* **AIM**:
Omit all images. Transcribe the rest of the material below exactly.

-- Begin SUPPLIED ENTRIES --

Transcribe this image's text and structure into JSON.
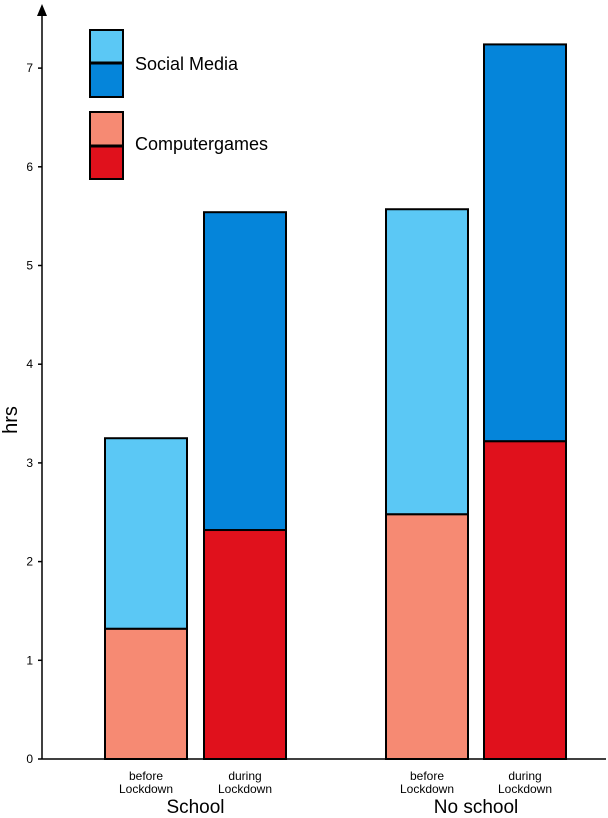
{
  "chart_data": {
    "type": "bar",
    "stacked": true,
    "ylabel": "hrs",
    "ylim": [
      0,
      7.5
    ],
    "yticks": [
      0,
      1,
      2,
      3,
      4,
      5,
      6,
      7
    ],
    "groups": [
      {
        "label": "School",
        "bars": [
          {
            "label_lines": [
              "before",
              "Lockdown"
            ],
            "period": "before",
            "computergames": 1.32,
            "social_media": 1.93
          },
          {
            "label_lines": [
              "during",
              "Lockdown"
            ],
            "period": "during",
            "computergames": 2.32,
            "social_media": 3.22
          }
        ]
      },
      {
        "label": "No school",
        "bars": [
          {
            "label_lines": [
              "before",
              "Lockdown"
            ],
            "period": "before",
            "computergames": 2.48,
            "social_media": 3.09
          },
          {
            "label_lines": [
              "during",
              "Lockdown"
            ],
            "period": "during",
            "computergames": 3.22,
            "social_media": 4.02
          }
        ]
      }
    ],
    "legend": [
      {
        "name": "Social Media",
        "color_before": "#5bc8f5",
        "color_during": "#0585da"
      },
      {
        "name": "Computergames",
        "color_before": "#f68a73",
        "color_during": "#e0111c"
      }
    ],
    "colors": {
      "social_before": "#5bc8f5",
      "social_during": "#0585da",
      "games_before": "#f68a73",
      "games_during": "#e0111c"
    },
    "legend_placement": "top-left",
    "grid": false
  }
}
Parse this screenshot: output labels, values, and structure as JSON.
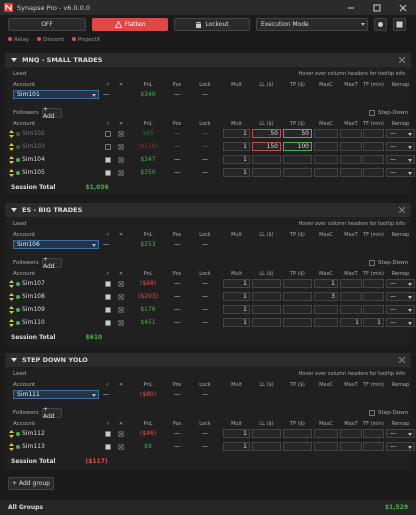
{
  "window": {
    "title": "Synapse Pro - v6.0.0.0"
  },
  "toolbar": {
    "off": "OFF",
    "flatten": "Flatten",
    "lockout": "Lockout",
    "mode": "Execution Mode"
  },
  "status": [
    "Relay",
    "Discord",
    "ProjectX"
  ],
  "labels": {
    "lead": "Lead",
    "account": "Account",
    "followers": "Followers",
    "add": "+ Add",
    "step_down": "Step-Down",
    "hint": "Hover over column headers for tooltip info",
    "session_total": "Session Total",
    "add_group": "+ Add group",
    "all_groups": "All Groups"
  },
  "columns": [
    "✓",
    "✕",
    "PnL",
    "Pos",
    "Lock",
    "Mult",
    "LL ($)",
    "TP ($)",
    "MaxC",
    "MaxT",
    "TF (min)",
    "Remap"
  ],
  "groups": [
    {
      "name": "MNQ - SMALL TRADES",
      "lead": {
        "account": "Sim101",
        "dash": "—",
        "pnl": "$340",
        "pos": "—",
        "lock": "—"
      },
      "followers": [
        {
          "account": "Sim102",
          "enabled": false,
          "pnl": "$65",
          "pos": "—",
          "lock": "—",
          "mult": 1,
          "ll": 50,
          "tp": 50,
          "maxc": null,
          "maxt": null,
          "tf": null,
          "remap": "—"
        },
        {
          "account": "Sim103",
          "enabled": false,
          "pnl": "($176)",
          "pos": "—",
          "lock": "—",
          "mult": 1,
          "ll": 150,
          "tp": 100,
          "maxc": null,
          "maxt": null,
          "tf": null,
          "remap": "—"
        },
        {
          "account": "Sim104",
          "enabled": true,
          "pnl": "$347",
          "pos": "—",
          "lock": "—",
          "mult": 1,
          "ll": null,
          "tp": null,
          "maxc": null,
          "maxt": null,
          "tf": null,
          "remap": "—"
        },
        {
          "account": "Sim105",
          "enabled": true,
          "pnl": "$350",
          "pos": "—",
          "lock": "—",
          "mult": 1,
          "ll": null,
          "tp": null,
          "maxc": null,
          "maxt": null,
          "tf": null,
          "remap": "—"
        }
      ],
      "session_total": "$1,036"
    },
    {
      "name": "ES - BIG TRADES",
      "lead": {
        "account": "Sim106",
        "dash": "—",
        "pnl": "$253",
        "pos": "—",
        "lock": "—"
      },
      "followers": [
        {
          "account": "Sim107",
          "enabled": true,
          "pnl": "($68)",
          "pos": "—",
          "lock": "—",
          "mult": 1,
          "ll": null,
          "tp": null,
          "maxc": 1,
          "maxt": null,
          "tf": null,
          "remap": "—"
        },
        {
          "account": "Sim108",
          "enabled": true,
          "pnl": "($203)",
          "pos": "—",
          "lock": "—",
          "mult": 1,
          "ll": null,
          "tp": null,
          "maxc": 3,
          "maxt": null,
          "tf": null,
          "remap": "—"
        },
        {
          "account": "Sim109",
          "enabled": true,
          "pnl": "$176",
          "pos": "—",
          "lock": "—",
          "mult": 1,
          "ll": null,
          "tp": null,
          "maxc": null,
          "maxt": null,
          "tf": null,
          "remap": "—"
        },
        {
          "account": "Sim110",
          "enabled": true,
          "pnl": "$451",
          "pos": "—",
          "lock": "—",
          "mult": 1,
          "ll": null,
          "tp": null,
          "maxc": null,
          "maxt": 1,
          "tf": 1,
          "remap": "—"
        }
      ],
      "session_total": "$610"
    },
    {
      "name": "STEP DOWN YOLO",
      "lead": {
        "account": "Sim111",
        "dash": "—",
        "pnl": "($80)",
        "pos": "—",
        "lock": "—"
      },
      "followers": [
        {
          "account": "Sim112",
          "enabled": true,
          "pnl": "($46)",
          "pos": "—",
          "lock": "—",
          "mult": 1,
          "ll": null,
          "tp": null,
          "maxc": null,
          "maxt": null,
          "tf": null,
          "remap": "—"
        },
        {
          "account": "Sim113",
          "enabled": true,
          "pnl": "$9",
          "pos": "—",
          "lock": "—",
          "mult": 1,
          "ll": null,
          "tp": null,
          "maxc": null,
          "maxt": null,
          "tf": null,
          "remap": "—"
        }
      ],
      "session_total": "($117)"
    }
  ],
  "all_groups_total": "$1,529"
}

-- End SUPPLIED ENTRIES --

* **TASK RESULT**:
Transcribe this image's text and structure into JSON.
{
  "chart_data": {
    "type": "bar",
    "stacked": true,
    "ylabel": "hrs",
    "ylim": [
      0,
      7.5
    ],
    "yticks": [
      0,
      1,
      2,
      3,
      4,
      5,
      6,
      7
    ],
    "groups": [
      {
        "label": "School",
        "bars": [
          {
            "label_lines": [
              "before",
              "Lockdown"
            ],
            "period": "before",
            "computergames": 1.32,
            "social_media": 1.93
          },
          {
            "label_lines": [
              "during",
              "Lockdown"
            ],
            "period": "during",
            "computergames": 2.32,
            "social_media": 3.22
          }
        ]
      },
      {
        "label": "No school",
        "bars": [
          {
            "label_lines": [
              "before",
              "Lockdown"
            ],
            "period": "before",
            "computergames": 2.48,
            "social_media": 3.09
          },
          {
            "label_lines": [
              "during",
              "Lockdown"
            ],
            "period": "during",
            "computergames": 3.22,
            "social_media": 4.02
          }
        ]
      }
    ],
    "legend": [
      {
        "name": "Social Media",
        "color_before": "#5bc8f5",
        "color_during": "#0585da"
      },
      {
        "name": "Computergames",
        "color_before": "#f68a73",
        "color_during": "#e0111c"
      }
    ],
    "colors": {
      "social_before": "#5bc8f5",
      "social_during": "#0585da",
      "games_before": "#f68a73",
      "games_during": "#e0111c"
    },
    "legend_placement": "top-left",
    "grid": false
  }
}
Parse this screenshot: output labels, values, and structure as JSON.
{
  "window": {
    "title": "Synapse Pro - v6.0.0.0"
  },
  "toolbar": {
    "off": "OFF",
    "flatten": "Flatten",
    "lockout": "Lockout",
    "mode": "Execution Mode"
  },
  "status": [
    "Relay",
    "Discord",
    "ProjectX"
  ],
  "labels": {
    "lead": "Lead",
    "account": "Account",
    "followers": "Followers",
    "add": "+ Add",
    "step_down": "Step-Down",
    "hint": "Hover over column headers for tooltip info",
    "session_total": "Session Total",
    "add_group": "+ Add group",
    "all_groups": "All Groups"
  },
  "columns": [
    "✓",
    "✕",
    "PnL",
    "Pos",
    "Lock",
    "Mult",
    "LL ($)",
    "TP ($)",
    "MaxC",
    "MaxT",
    "TF (min)",
    "Remap"
  ],
  "groups": [
    {
      "name": "MNQ - SMALL TRADES",
      "lead": {
        "account": "Sim101",
        "dash": "—",
        "pnl": "$340",
        "pos": "—",
        "lock": "—"
      },
      "followers": [
        {
          "account": "Sim102",
          "enabled": false,
          "pnl": "$65",
          "pos": "—",
          "lock": "—",
          "mult": 1,
          "ll": 50,
          "tp": 50,
          "maxc": null,
          "maxt": null,
          "tf": null,
          "remap": "—"
        },
        {
          "account": "Sim103",
          "enabled": false,
          "pnl": "($176)",
          "pos": "—",
          "lock": "—",
          "mult": 1,
          "ll": 150,
          "tp": 100,
          "maxc": null,
          "maxt": null,
          "tf": null,
          "remap": "—"
        },
        {
          "account": "Sim104",
          "enabled": true,
          "pnl": "$347",
          "pos": "—",
          "lock": "—",
          "mult": 1,
          "ll": null,
          "tp": null,
          "maxc": null,
          "maxt": null,
          "tf": null,
          "remap": "—"
        },
        {
          "account": "Sim105",
          "enabled": true,
          "pnl": "$350",
          "pos": "—",
          "lock": "—",
          "mult": 1,
          "ll": null,
          "tp": null,
          "maxc": null,
          "maxt": null,
          "tf": null,
          "remap": "—"
        }
      ],
      "session_total": "$1,036"
    },
    {
      "name": "ES - BIG TRADES",
      "lead": {
        "account": "Sim106",
        "dash": "—",
        "pnl": "$253",
        "pos": "—",
        "lock": "—"
      },
      "followers": [
        {
          "account": "Sim107",
          "enabled": true,
          "pnl": "($68)",
          "pos": "—",
          "lock": "—",
          "mult": 1,
          "ll": null,
          "tp": null,
          "maxc": 1,
          "maxt": null,
          "tf": null,
          "remap": "—"
        },
        {
          "account": "Sim108",
          "enabled": true,
          "pnl": "($203)",
          "pos": "—",
          "lock": "—",
          "mult": 1,
          "ll": null,
          "tp": null,
          "maxc": 3,
          "maxt": null,
          "tf": null,
          "remap": "—"
        },
        {
          "account": "Sim109",
          "enabled": true,
          "pnl": "$176",
          "pos": "—",
          "lock": "—",
          "mult": 1,
          "ll": null,
          "tp": null,
          "maxc": null,
          "maxt": null,
          "tf": null,
          "remap": "—"
        },
        {
          "account": "Sim110",
          "enabled": true,
          "pnl": "$451",
          "pos": "—",
          "lock": "—",
          "mult": 1,
          "ll": null,
          "tp": null,
          "maxc": null,
          "maxt": 1,
          "tf": 1,
          "remap": "—"
        }
      ],
      "session_total": "$610"
    },
    {
      "name": "STEP DOWN YOLO",
      "lead": {
        "account": "Sim111",
        "dash": "—",
        "pnl": "($80)",
        "pos": "—",
        "lock": "—"
      },
      "followers": [
        {
          "account": "Sim112",
          "enabled": true,
          "pnl": "($46)",
          "pos": "—",
          "lock": "—",
          "mult": 1,
          "ll": null,
          "tp": null,
          "maxc": null,
          "maxt": null,
          "tf": null,
          "remap": "—"
        },
        {
          "account": "Sim113",
          "enabled": true,
          "pnl": "$9",
          "pos": "—",
          "lock": "—",
          "mult": 1,
          "ll": null,
          "tp": null,
          "maxc": null,
          "maxt": null,
          "tf": null,
          "remap": "—"
        }
      ],
      "session_total": "($117)"
    }
  ],
  "all_groups_total": "$1,529"
}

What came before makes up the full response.